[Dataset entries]
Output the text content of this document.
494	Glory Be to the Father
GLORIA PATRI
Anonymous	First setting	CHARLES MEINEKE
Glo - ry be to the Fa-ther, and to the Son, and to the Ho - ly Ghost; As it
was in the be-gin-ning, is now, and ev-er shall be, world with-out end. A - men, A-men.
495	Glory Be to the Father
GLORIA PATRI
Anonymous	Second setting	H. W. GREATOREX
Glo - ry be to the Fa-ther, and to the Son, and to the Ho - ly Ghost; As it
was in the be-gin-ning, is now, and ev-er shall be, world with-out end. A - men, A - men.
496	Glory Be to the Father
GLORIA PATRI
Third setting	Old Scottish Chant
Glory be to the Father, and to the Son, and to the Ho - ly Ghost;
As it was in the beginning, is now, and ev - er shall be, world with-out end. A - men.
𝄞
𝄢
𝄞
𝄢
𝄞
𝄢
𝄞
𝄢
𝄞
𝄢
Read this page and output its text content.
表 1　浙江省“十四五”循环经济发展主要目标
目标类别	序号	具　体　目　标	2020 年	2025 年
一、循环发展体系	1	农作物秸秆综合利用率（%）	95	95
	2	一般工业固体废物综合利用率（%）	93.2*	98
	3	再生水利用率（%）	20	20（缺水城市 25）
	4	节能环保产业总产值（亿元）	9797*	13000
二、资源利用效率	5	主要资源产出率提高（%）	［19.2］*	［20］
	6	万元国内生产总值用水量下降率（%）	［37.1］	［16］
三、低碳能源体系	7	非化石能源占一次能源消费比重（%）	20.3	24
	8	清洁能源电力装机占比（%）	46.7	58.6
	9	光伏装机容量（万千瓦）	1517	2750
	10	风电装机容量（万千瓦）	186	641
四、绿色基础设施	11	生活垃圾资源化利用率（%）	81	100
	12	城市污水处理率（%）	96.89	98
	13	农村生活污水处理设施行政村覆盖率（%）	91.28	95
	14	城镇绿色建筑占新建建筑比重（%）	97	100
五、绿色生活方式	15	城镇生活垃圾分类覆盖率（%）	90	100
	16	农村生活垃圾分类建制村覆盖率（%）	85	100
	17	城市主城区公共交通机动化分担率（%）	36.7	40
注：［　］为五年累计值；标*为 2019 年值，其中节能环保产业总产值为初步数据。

OBJECTIVE -> Gather each line in these records that contains the string "Anonymous".

TASK OUTPUT ->
Anonymous	First setting	CHARLES MEINEKE
Anonymous	Second setting	H. W. GREATOREX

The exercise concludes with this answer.